WRITTEN EXERCISE ▸ Leave out every picture, then transcribe the rest of the listing exactly.

Saved entries
━━━━━━━━
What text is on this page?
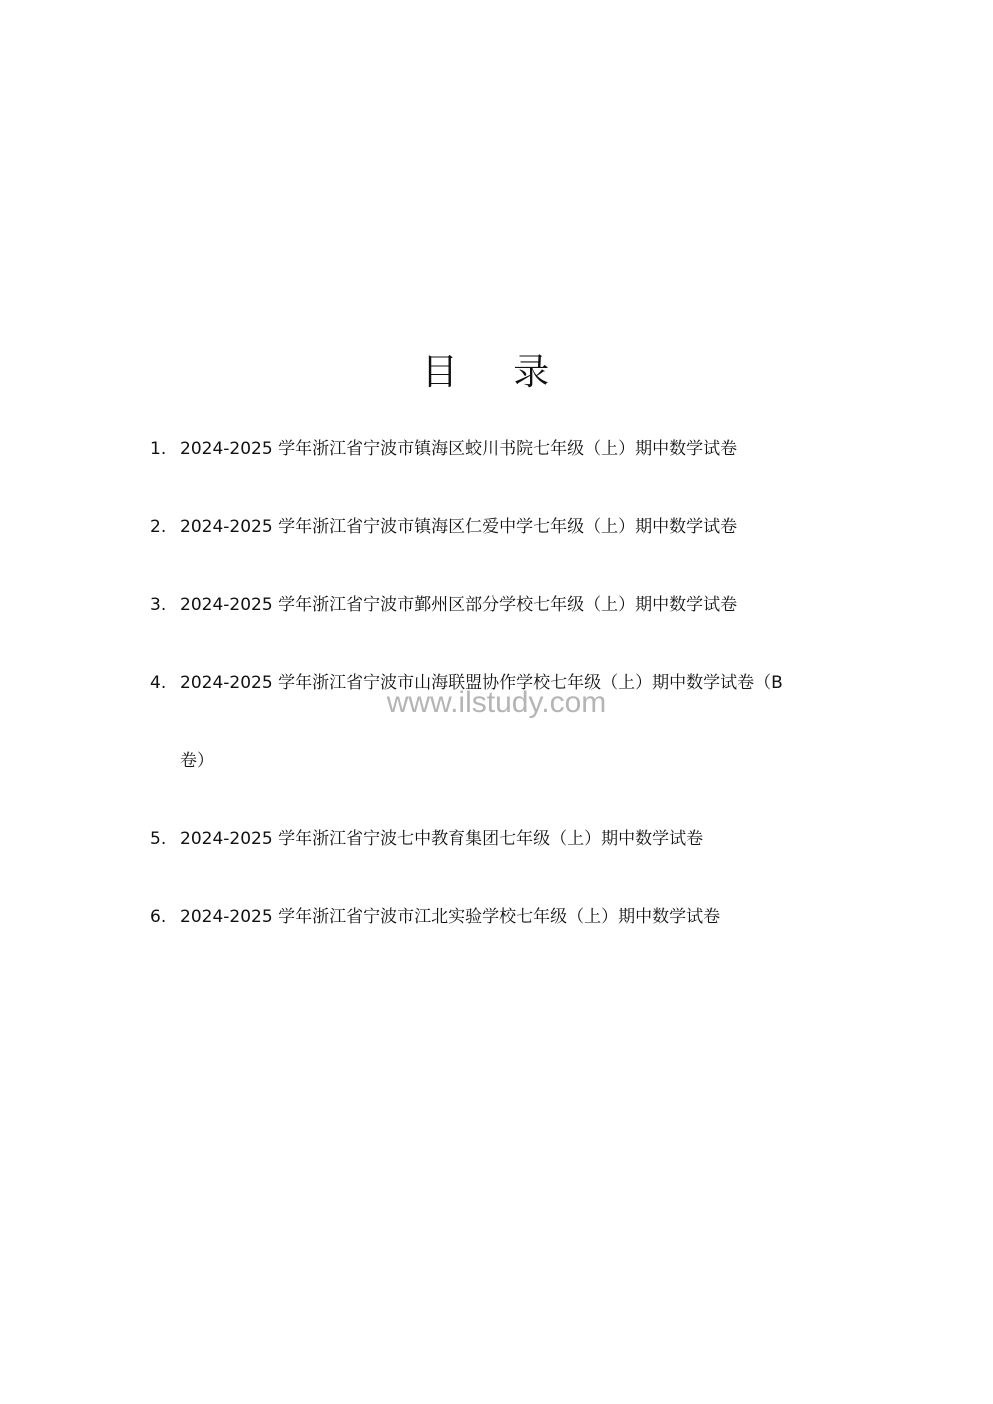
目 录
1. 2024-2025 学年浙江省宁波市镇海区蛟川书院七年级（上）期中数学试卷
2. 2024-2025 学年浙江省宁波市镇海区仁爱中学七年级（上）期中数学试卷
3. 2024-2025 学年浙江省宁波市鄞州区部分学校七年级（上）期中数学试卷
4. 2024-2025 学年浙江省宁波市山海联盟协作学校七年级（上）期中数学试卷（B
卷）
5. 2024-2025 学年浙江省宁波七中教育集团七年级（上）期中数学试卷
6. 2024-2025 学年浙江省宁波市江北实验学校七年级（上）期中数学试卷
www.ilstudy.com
━━━━━━━━
CORRECT RESPONSE ▸
What text is on this page?
目 录
1. 2024-2025 学年浙江省宁波市镇海区蛟川书院七年级（上）期中数学试卷
2. 2024-2025 学年浙江省宁波市镇海区仁爱中学七年级（上）期中数学试卷
3. 2024-2025 学年浙江省宁波市鄞州区部分学校七年级（上）期中数学试卷
4. 2024-2025 学年浙江省宁波市山海联盟协作学校七年级（上）期中数学试卷（B
卷）
5. 2024-2025 学年浙江省宁波七中教育集团七年级（上）期中数学试卷
6. 2024-2025 学年浙江省宁波市江北实验学校七年级（上）期中数学试卷
www.ilstudy.com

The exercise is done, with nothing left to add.